Work to complete:
Print the listing that follows, character for character.
======== Extracted information
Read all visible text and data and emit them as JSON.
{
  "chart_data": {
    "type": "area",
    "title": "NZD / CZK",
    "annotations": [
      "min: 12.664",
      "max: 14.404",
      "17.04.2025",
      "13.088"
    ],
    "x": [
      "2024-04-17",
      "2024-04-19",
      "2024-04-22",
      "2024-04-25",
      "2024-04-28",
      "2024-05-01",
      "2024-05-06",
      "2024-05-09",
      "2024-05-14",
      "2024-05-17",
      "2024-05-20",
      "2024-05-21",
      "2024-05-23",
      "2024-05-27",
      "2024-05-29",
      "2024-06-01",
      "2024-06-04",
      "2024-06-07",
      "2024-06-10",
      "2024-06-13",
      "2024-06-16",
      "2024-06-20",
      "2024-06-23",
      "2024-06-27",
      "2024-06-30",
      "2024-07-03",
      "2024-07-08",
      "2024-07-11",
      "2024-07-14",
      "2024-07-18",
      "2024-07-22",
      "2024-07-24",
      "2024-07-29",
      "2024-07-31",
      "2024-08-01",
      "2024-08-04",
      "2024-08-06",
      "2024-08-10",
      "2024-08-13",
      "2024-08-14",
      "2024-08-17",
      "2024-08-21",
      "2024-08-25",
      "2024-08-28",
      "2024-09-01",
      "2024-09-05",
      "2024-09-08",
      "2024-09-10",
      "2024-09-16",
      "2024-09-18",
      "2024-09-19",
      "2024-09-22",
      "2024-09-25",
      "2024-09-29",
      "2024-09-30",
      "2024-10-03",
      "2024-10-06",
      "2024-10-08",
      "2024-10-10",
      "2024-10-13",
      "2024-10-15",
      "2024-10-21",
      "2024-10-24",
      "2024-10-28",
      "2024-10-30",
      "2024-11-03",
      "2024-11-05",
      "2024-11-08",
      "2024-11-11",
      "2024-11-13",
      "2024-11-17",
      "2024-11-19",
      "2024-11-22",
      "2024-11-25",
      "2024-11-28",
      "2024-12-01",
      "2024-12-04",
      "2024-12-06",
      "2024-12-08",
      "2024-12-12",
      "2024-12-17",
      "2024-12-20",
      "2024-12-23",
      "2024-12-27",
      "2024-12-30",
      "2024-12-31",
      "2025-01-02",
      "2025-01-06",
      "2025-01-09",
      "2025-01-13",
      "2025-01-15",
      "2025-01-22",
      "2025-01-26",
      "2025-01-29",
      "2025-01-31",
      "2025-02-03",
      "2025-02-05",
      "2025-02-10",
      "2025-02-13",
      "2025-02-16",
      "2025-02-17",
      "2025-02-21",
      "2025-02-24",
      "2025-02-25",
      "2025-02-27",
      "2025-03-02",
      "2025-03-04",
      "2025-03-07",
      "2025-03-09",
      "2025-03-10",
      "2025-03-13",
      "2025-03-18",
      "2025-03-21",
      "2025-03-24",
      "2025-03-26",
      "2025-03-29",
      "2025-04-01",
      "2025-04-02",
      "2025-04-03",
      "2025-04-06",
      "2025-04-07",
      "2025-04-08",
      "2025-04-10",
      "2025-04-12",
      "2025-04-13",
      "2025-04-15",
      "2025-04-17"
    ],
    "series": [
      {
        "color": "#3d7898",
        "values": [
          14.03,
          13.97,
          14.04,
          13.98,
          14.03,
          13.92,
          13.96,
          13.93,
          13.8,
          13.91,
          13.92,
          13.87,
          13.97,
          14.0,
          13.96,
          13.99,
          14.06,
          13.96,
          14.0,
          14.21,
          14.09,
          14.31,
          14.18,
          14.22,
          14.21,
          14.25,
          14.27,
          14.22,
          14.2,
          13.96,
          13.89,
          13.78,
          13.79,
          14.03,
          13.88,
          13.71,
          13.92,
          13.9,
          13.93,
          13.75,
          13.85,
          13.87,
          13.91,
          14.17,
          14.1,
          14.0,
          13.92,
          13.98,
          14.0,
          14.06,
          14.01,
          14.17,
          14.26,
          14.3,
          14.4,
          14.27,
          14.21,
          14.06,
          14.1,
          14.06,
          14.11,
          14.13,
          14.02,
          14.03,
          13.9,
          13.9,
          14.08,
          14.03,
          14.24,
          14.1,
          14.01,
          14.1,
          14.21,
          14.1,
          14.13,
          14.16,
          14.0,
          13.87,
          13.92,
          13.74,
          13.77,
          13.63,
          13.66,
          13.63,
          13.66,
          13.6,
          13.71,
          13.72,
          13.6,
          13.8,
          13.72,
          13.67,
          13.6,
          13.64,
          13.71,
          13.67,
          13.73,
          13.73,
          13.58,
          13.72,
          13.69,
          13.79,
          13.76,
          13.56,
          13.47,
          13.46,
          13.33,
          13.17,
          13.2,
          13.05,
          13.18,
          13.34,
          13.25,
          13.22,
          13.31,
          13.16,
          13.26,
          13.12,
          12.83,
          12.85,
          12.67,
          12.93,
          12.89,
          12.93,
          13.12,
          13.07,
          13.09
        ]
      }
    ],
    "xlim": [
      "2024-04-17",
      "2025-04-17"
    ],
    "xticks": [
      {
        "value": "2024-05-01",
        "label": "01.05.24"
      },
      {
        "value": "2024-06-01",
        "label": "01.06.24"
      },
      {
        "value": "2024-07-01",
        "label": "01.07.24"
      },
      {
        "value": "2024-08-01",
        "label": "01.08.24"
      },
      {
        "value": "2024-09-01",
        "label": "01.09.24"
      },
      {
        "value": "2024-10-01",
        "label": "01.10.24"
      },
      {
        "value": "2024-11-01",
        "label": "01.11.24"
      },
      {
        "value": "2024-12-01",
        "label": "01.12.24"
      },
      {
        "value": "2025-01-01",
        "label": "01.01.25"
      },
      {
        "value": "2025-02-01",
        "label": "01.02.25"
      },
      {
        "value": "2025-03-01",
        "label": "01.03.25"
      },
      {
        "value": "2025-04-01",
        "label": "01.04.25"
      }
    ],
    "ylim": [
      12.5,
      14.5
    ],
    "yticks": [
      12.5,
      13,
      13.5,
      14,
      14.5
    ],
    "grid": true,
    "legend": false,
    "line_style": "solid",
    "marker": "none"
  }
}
================
The reply:
Read all visible text and data and emit them as JSON.
{
  "chart_data": {
    "type": "area",
    "title": "NZD / CZK",
    "annotations": [
      "min: 12.664",
      "max: 14.404",
      "17.04.2025",
      "13.088"
    ],
    "x": [
      "2024-04-17",
      "2024-04-19",
      "2024-04-22",
      "2024-04-25",
      "2024-04-28",
      "2024-05-01",
      "2024-05-06",
      "2024-05-09",
      "2024-05-14",
      "2024-05-17",
      "2024-05-20",
      "2024-05-21",
      "2024-05-23",
      "2024-05-27",
      "2024-05-29",
      "2024-06-01",
      "2024-06-04",
      "2024-06-07",
      "2024-06-10",
      "2024-06-13",
      "2024-06-16",
      "2024-06-20",
      "2024-06-23",
      "2024-06-27",
      "2024-06-30",
      "2024-07-03",
      "2024-07-08",
      "2024-07-11",
      "2024-07-14",
      "2024-07-18",
      "2024-07-22",
      "2024-07-24",
      "2024-07-29",
      "2024-07-31",
      "2024-08-01",
      "2024-08-04",
      "2024-08-06",
      "2024-08-10",
      "2024-08-13",
      "2024-08-14",
      "2024-08-17",
      "2024-08-21",
      "2024-08-25",
      "2024-08-28",
      "2024-09-01",
      "2024-09-05",
      "2024-09-08",
      "2024-09-10",
      "2024-09-16",
      "2024-09-18",
      "2024-09-19",
      "2024-09-22",
      "2024-09-25",
      "2024-09-29",
      "2024-09-30",
      "2024-10-03",
      "2024-10-06",
      "2024-10-08",
      "2024-10-10",
      "2024-10-13",
      "2024-10-15",
      "2024-10-21",
      "2024-10-24",
      "2024-10-28",
      "2024-10-30",
      "2024-11-03",
      "2024-11-05",
      "2024-11-08",
      "2024-11-11",
      "2024-11-13",
      "2024-11-17",
      "2024-11-19",
      "2024-11-22",
      "2024-11-25",
      "2024-11-28",
      "2024-12-01",
      "2024-12-04",
      "2024-12-06",
      "2024-12-08",
      "2024-12-12",
      "2024-12-17",
      "2024-12-20",
      "2024-12-23",
      "2024-12-27",
      "2024-12-30",
      "2024-12-31",
      "2025-01-02",
      "2025-01-06",
      "2025-01-09",
      "2025-01-13",
      "2025-01-15",
      "2025-01-22",
      "2025-01-26",
      "2025-01-29",
      "2025-01-31",
      "2025-02-03",
      "2025-02-05",
      "2025-02-10",
      "2025-02-13",
      "2025-02-16",
      "2025-02-17",
      "2025-02-21",
      "2025-02-24",
      "2025-02-25",
      "2025-02-27",
      "2025-03-02",
      "2025-03-04",
      "2025-03-07",
      "2025-03-09",
      "2025-03-10",
      "2025-03-13",
      "2025-03-18",
      "2025-03-21",
      "2025-03-24",
      "2025-03-26",
      "2025-03-29",
      "2025-04-01",
      "2025-04-02",
      "2025-04-03",
      "2025-04-06",
      "2025-04-07",
      "2025-04-08",
      "2025-04-10",
      "2025-04-12",
      "2025-04-13",
      "2025-04-15",
      "2025-04-17"
    ],
    "series": [
      {
        "color": "#3d7898",
        "values": [
          14.03,
          13.97,
          14.04,
          13.98,
          14.03,
          13.92,
          13.96,
          13.93,
          13.8,
          13.91,
          13.92,
          13.87,
          13.97,
          14.0,
          13.96,
          13.99,
          14.06,
          13.96,
          14.0,
          14.21,
          14.09,
          14.31,
          14.18,
          14.22,
          14.21,
          14.25,
          14.27,
          14.22,
          14.2,
          13.96,
          13.89,
          13.78,
          13.79,
          14.03,
          13.88,
          13.71,
          13.92,
          13.9,
          13.93,
          13.75,
          13.85,
          13.87,
          13.91,
          14.17,
          14.1,
          14.0,
          13.92,
          13.98,
          14.0,
          14.06,
          14.01,
          14.17,
          14.26,
          14.3,
          14.4,
          14.27,
          14.21,
          14.06,
          14.1,
          14.06,
          14.11,
          14.13,
          14.02,
          14.03,
          13.9,
          13.9,
          14.08,
          14.03,
          14.24,
          14.1,
          14.01,
          14.1,
          14.21,
          14.1,
          14.13,
          14.16,
          14.0,
          13.87,
          13.92,
          13.74,
          13.77,
          13.63,
          13.66,
          13.63,
          13.66,
          13.6,
          13.71,
          13.72,
          13.6,
          13.8,
          13.72,
          13.67,
          13.6,
          13.64,
          13.71,
          13.67,
          13.73,
          13.73,
          13.58,
          13.72,
          13.69,
          13.79,
          13.76,
          13.56,
          13.47,
          13.46,
          13.33,
          13.17,
          13.2,
          13.05,
          13.18,
          13.34,
          13.25,
          13.22,
          13.31,
          13.16,
          13.26,
          13.12,
          12.83,
          12.85,
          12.67,
          12.93,
          12.89,
          12.93,
          13.12,
          13.07,
          13.09
        ]
      }
    ],
    "xlim": [
      "2024-04-17",
      "2025-04-17"
    ],
    "xticks": [
      {
        "value": "2024-05-01",
        "label": "01.05.24"
      },
      {
        "value": "2024-06-01",
        "label": "01.06.24"
      },
      {
        "value": "2024-07-01",
        "label": "01.07.24"
      },
      {
        "value": "2024-08-01",
        "label": "01.08.24"
      },
      {
        "value": "2024-09-01",
        "label": "01.09.24"
      },
      {
        "value": "2024-10-01",
        "label": "01.10.24"
      },
      {
        "value": "2024-11-01",
        "label": "01.11.24"
      },
      {
        "value": "2024-12-01",
        "label": "01.12.24"
      },
      {
        "value": "2025-01-01",
        "label": "01.01.25"
      },
      {
        "value": "2025-02-01",
        "label": "01.02.25"
      },
      {
        "value": "2025-03-01",
        "label": "01.03.25"
      },
      {
        "value": "2025-04-01",
        "label": "01.04.25"
      }
    ],
    "ylim": [
      12.5,
      14.5
    ],
    "yticks": [
      12.5,
      13,
      13.5,
      14,
      14.5
    ],
    "grid": true,
    "legend": false,
    "line_style": "solid",
    "marker": "none"
  }
}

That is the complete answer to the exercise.